• [AIM OF THE EXERCISE] Copy out the whole listing exactly as written, leaving the pictures behind.

• [SUPPLIED ENTRIES]
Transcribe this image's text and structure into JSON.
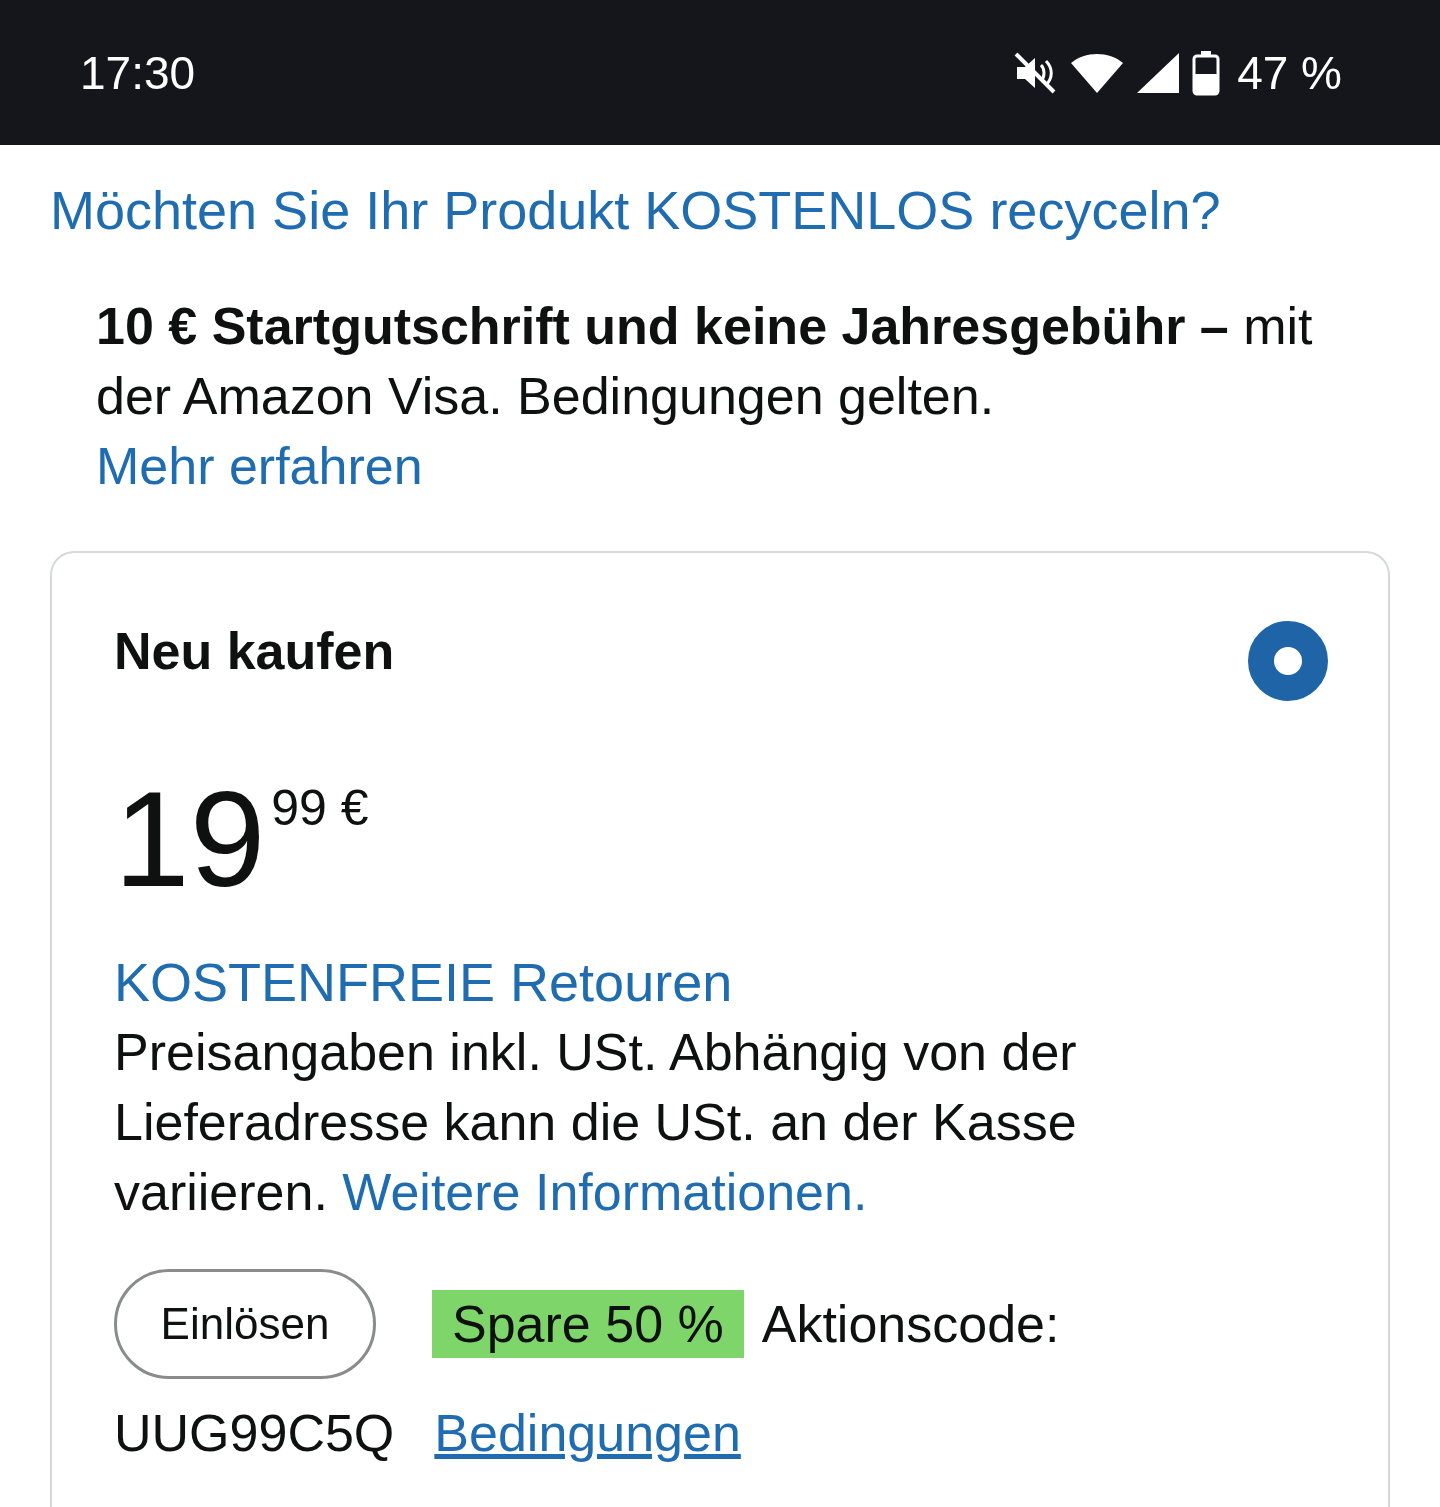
{
  "status_bar": {
    "time": "17:30",
    "battery": "47 %"
  },
  "recycle_link": "Möchten Sie Ihr Produkt KOSTENLOS recyceln?",
  "promo": {
    "text": "**10 € Startgutschrift und keine Jahresgebühr –** mit der Amazon Visa. Bedingungen gelten.",
    "link": "Mehr erfahren"
  },
  "offer": {
    "title": "Neu kaufen",
    "selected": true,
    "price_whole": "19",
    "price_superscript": "99 €",
    "returns_link": "KOSTENFREIE Retouren",
    "tax_note": "Preisangaben inkl. USt. Abhängig von der Lieferadresse kann die USt. an der Kasse variieren.",
    "tax_link": "Weitere Informationen.",
    "redeem_button": "Einlösen",
    "badge": "Spare 50 %",
    "promo_label": "Aktionscode:",
    "code": "UUG99C5Q",
    "terms_link": "Bedingungen"
  }
}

• [RIGHT ANSWER]
Transcribe this image's text and structure into JSON.
{
  "status_bar": {
    "time": "17:30",
    "battery": "47 %"
  },
  "recycle_link": "Möchten Sie Ihr Produkt KOSTENLOS recyceln?",
  "promo": {
    "text": "**10 € Startgutschrift und keine Jahresgebühr –** mit der Amazon Visa. Bedingungen gelten.",
    "link": "Mehr erfahren"
  },
  "offer": {
    "title": "Neu kaufen",
    "selected": true,
    "price_whole": "19",
    "price_superscript": "99 €",
    "returns_link": "KOSTENFREIE Retouren",
    "tax_note": "Preisangaben inkl. USt. Abhängig von der Lieferadresse kann die USt. an der Kasse variieren.",
    "tax_link": "Weitere Informationen.",
    "redeem_button": "Einlösen",
    "badge": "Spare 50 %",
    "promo_label": "Aktionscode:",
    "code": "UUG99C5Q",
    "terms_link": "Bedingungen"
  }
}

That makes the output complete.